▶ _Short problem_
Copy everything in the data below exactly except the pictures.

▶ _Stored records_
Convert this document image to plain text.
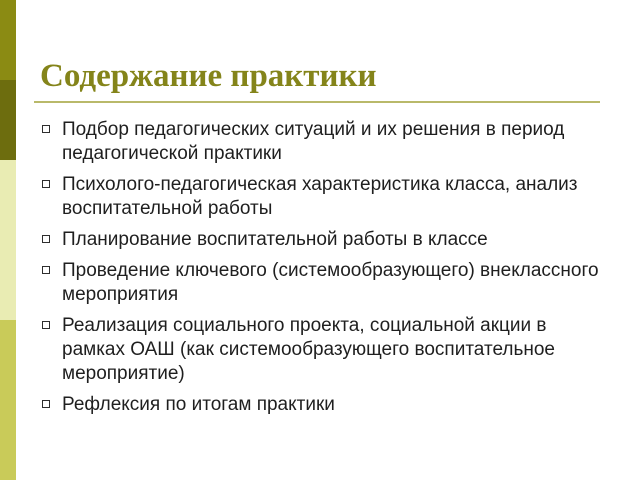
Содержание практики
Подбор педагогических ситуаций и их решения в период педагогической практики
Психолого-педагогическая характеристика класса, анализ воспитательной работы
Планирование воспитательной работы в классе
Проведение ключевого (системообразующего) внеклассного мероприятия
Реализация социального проекта, социальной акции в рамках ОАШ (как системообразующего воспитательное мероприятие)
Рефлексия по итогам практики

▶ _Task result_
Convert this document image to plain text.
Содержание практики
Подбор педагогических ситуаций и их решения в период педагогической практики
Психолого-педагогическая характеристика класса, анализ воспитательной работы
Планирование воспитательной работы в классе
Проведение ключевого (системообразующего) внеклассного мероприятия
Реализация социального проекта, социальной акции в рамках ОАШ (как системообразующего воспитательное мероприятие)
Рефлексия по итогам практики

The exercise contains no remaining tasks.